#### Records for the exercise
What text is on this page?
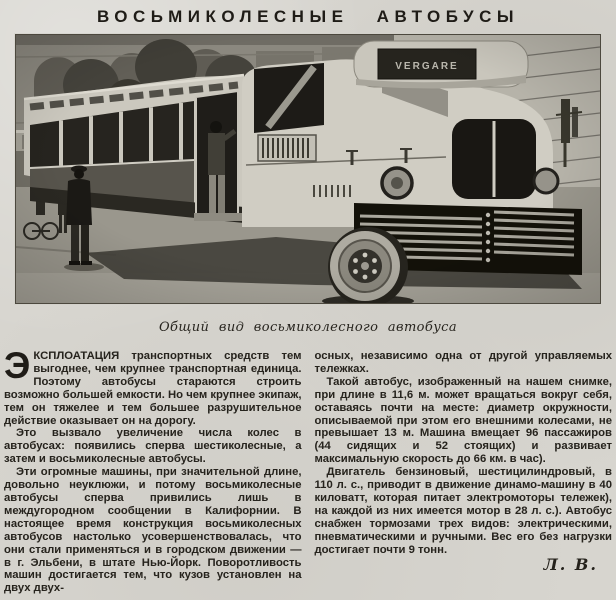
ВОСЬМИКОЛЕСНЫЕ АВТОБУСЫ
Общий вид восьмиколесного автобуса

ЭКСПЛОАТАЦИЯ транспортных средств тем выгоднее, чем крупнее транспортная единица. Поэтому автобусы стараются строить возможно большей емкости. Но чем крупнее экипаж, тем он тяжелее и тем большее разрушительное действие оказывает он на дорогу.

Это вызвало увеличение числа колес в автобусах: появились сперва шестиколесные, а затем и восьмиколесные автобусы.

Эти огромные машины, при значительной длине, довольно неуклюжи, и потому восьмиколесные автобусы сперва привились лишь в междугородном сообщении в Калифорнии. В настоящее время конструкция восьмиколесных автобусов настолько усовершенствовалась, что они стали применяться и в городском движении — в г. Эльбени, в штате Нью-Йорк. Поворотливость машин достигается тем, что кузов установлен на двух двух-

осных, независимо одна от другой управляемых тележках.

Такой автобус, изображенный на нашем снимке, при длине в 11,6 м. может вращаться вокруг себя, оставаясь почти на месте: диаметр окружности, описываемой при этом его внешними колесами, не превышает 13 м. Машина вмещает 96 пассажиров (44 сидящих и 52 стоящих) и развивает максимальную скорость до 66 км. в час).

Двигатель бензиновый, шестицилиндровый, в 110 л. с., приводит в движение динамо-машину в 40 киловатт, которая питает электромоторы тележек), на каждой из них имеется мотор в 28 л. с.). Автобус снабжен тормозами трех видов: электрическими, пневматическими и ручными. Вес его без нагрузки достигает почти 9 тонн.

Л. В.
########
• _Written problem_
Every entry must be written out exactly, with all pictures left out.

• _Result for this exercise_
What text is on this page?
ВОСЬМИКОЛЕСНЫЕ АВТОБУСЫ
Общий вид восьмиколесного автобуса

ЭКСПЛОАТАЦИЯ транспортных средств тем выгоднее, чем крупнее транспортная единица. Поэтому автобусы стараются строить возможно большей емкости. Но чем крупнее экипаж, тем он тяжелее и тем большее разрушительное действие оказывает он на дорогу.

Это вызвало увеличение числа колес в автобусах: появились сперва шестиколесные, а затем и восьмиколесные автобусы.

Эти огромные машины, при значительной длине, довольно неуклюжи, и потому восьмиколесные автобусы сперва привились лишь в междугородном сообщении в Калифорнии. В настоящее время конструкция восьмиколесных автобусов настолько усовершенствовалась, что они стали применяться и в городском движении — в г. Эльбени, в штате Нью-Йорк. Поворотливость машин достигается тем, что кузов установлен на двух двух-

осных, независимо одна от другой управляемых тележках.

Такой автобус, изображенный на нашем снимке, при длине в 11,6 м. может вращаться вокруг себя, оставаясь почти на месте: диаметр окружности, описываемой при этом его внешними колесами, не превышает 13 м. Машина вмещает 96 пассажиров (44 сидящих и 52 стоящих) и развивает максимальную скорость до 66 км. в час).

Двигатель бензиновый, шестицилиндровый, в 110 л. с., приводит в движение динамо-машину в 40 киловатт, которая питает электромоторы тележек), на каждой из них имеется мотор в 28 л. с.). Автобус снабжен тормозами трех видов: электрическими, пневматическими и ручными. Вес его без нагрузки достигает почти 9 тонн.

Л. В.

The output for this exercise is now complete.